THE TASK:
From the listing below, pull each line that includes "this".

Stored entries:

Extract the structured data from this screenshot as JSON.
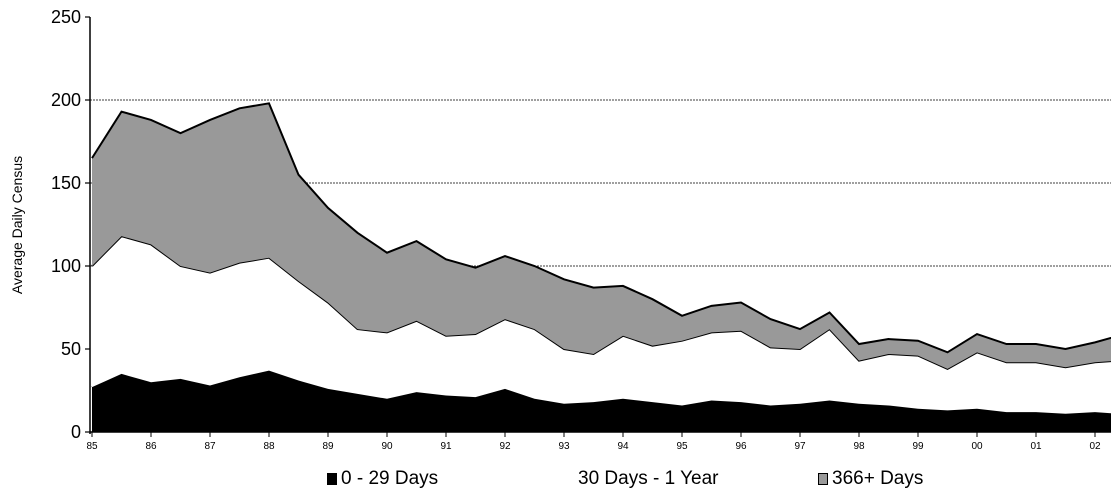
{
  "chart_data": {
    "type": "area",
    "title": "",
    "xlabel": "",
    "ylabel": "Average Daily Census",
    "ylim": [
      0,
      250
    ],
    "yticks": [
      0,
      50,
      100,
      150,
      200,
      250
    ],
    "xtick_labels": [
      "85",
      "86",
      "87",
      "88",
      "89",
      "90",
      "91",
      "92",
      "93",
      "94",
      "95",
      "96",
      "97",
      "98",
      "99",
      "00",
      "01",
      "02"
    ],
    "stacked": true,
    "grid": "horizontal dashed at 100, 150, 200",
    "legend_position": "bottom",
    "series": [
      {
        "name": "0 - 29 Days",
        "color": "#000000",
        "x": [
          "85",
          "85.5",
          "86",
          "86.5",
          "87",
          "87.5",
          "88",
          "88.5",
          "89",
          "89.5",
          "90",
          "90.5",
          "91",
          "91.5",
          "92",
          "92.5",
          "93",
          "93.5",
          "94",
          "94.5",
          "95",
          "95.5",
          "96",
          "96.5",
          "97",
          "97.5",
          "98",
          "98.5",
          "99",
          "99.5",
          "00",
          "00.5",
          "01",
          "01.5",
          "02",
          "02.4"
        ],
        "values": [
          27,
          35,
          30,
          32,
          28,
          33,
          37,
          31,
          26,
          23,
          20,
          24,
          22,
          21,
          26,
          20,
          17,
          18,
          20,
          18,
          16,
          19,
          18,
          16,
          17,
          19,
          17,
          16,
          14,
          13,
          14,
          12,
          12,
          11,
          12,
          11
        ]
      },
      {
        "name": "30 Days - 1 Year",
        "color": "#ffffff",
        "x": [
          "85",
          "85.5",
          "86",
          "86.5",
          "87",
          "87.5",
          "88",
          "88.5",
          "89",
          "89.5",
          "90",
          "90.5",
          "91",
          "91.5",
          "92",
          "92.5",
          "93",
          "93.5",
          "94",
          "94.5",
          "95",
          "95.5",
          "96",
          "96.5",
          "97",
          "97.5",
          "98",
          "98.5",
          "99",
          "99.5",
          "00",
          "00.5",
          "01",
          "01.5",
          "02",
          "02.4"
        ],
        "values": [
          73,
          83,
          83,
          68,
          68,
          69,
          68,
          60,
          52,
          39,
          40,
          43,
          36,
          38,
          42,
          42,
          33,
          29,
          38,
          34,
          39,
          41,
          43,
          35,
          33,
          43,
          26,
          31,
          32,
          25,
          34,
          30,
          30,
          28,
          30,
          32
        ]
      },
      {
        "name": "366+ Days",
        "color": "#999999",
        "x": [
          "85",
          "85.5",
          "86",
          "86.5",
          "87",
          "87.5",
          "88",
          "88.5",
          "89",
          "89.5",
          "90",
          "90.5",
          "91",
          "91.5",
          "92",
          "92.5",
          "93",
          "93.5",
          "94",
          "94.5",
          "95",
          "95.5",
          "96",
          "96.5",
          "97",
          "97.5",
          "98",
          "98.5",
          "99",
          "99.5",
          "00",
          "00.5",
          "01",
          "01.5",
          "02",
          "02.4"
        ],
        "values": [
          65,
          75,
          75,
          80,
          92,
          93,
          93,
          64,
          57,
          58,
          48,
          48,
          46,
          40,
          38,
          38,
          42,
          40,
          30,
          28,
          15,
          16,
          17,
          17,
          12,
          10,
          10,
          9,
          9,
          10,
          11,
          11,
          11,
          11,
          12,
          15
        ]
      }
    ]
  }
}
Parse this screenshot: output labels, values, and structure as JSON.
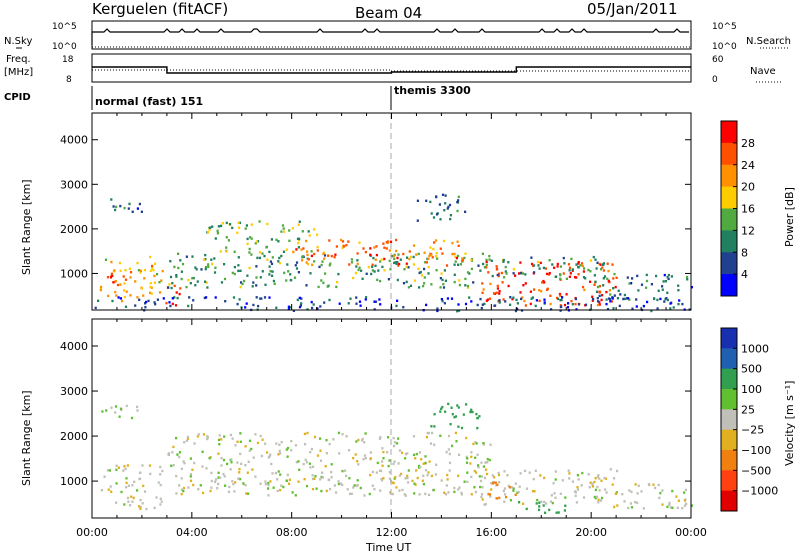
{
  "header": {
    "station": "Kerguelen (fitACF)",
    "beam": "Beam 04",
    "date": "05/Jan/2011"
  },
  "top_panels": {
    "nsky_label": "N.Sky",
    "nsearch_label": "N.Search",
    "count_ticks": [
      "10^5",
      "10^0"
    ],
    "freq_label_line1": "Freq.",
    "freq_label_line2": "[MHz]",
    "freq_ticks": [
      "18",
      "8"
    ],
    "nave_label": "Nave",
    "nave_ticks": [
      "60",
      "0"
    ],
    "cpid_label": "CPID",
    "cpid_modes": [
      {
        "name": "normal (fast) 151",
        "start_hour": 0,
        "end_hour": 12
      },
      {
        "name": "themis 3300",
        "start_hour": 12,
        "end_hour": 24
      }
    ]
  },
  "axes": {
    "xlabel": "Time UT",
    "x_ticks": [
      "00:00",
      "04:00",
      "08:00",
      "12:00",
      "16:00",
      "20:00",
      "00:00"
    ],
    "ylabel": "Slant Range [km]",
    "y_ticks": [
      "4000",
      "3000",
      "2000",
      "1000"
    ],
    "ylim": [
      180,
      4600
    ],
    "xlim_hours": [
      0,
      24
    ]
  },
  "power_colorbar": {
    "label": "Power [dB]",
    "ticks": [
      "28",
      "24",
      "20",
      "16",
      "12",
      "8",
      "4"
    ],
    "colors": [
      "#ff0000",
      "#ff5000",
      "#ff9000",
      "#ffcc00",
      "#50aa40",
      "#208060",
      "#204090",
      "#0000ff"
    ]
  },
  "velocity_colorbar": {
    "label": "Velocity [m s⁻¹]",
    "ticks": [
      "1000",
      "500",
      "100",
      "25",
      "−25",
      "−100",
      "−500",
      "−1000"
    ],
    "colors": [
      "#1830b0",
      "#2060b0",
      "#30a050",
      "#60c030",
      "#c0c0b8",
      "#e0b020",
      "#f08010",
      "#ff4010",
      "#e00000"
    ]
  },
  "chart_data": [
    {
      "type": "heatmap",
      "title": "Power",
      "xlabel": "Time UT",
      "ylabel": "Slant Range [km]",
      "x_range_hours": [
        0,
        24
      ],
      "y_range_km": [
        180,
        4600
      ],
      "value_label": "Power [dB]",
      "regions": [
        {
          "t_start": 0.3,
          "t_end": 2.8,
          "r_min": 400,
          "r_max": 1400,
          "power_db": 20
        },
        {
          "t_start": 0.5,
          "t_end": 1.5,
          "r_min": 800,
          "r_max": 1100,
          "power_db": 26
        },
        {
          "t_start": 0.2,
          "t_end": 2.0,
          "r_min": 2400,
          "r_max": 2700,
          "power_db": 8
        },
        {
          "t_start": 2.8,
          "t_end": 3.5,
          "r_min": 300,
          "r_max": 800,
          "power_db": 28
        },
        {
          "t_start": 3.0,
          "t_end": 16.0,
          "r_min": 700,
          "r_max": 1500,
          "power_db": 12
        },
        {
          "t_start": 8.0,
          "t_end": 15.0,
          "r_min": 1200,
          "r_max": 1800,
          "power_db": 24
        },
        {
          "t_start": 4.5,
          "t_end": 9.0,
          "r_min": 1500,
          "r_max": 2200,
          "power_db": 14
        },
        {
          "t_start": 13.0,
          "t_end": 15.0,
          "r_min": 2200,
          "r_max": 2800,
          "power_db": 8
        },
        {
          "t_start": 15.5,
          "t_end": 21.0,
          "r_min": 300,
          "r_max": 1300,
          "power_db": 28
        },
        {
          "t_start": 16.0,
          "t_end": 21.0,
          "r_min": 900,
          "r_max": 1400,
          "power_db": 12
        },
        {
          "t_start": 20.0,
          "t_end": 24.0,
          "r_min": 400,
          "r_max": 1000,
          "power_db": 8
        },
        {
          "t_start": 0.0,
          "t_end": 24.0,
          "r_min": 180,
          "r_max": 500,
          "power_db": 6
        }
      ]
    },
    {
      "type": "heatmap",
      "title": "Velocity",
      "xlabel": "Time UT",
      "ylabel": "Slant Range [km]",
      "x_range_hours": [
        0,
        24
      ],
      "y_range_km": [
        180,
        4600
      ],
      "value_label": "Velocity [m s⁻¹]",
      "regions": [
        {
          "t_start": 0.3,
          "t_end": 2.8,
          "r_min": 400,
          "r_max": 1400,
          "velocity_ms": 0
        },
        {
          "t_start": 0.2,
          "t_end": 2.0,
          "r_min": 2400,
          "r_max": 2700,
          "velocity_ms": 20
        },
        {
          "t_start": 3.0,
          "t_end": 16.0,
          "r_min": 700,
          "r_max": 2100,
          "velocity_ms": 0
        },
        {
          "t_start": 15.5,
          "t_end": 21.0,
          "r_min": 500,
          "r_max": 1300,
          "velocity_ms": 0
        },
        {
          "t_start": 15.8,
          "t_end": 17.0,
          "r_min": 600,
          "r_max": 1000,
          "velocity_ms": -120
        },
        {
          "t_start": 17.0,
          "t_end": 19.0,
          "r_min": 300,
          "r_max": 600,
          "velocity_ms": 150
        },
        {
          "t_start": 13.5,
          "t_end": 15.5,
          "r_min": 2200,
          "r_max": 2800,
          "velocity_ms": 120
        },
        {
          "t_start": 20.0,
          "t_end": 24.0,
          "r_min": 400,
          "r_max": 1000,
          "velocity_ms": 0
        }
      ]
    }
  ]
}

TASK ANSWER:
Extract the structured data from this screenshot as JSON.
Parse this screenshot: output labels, values, and structure as JSON.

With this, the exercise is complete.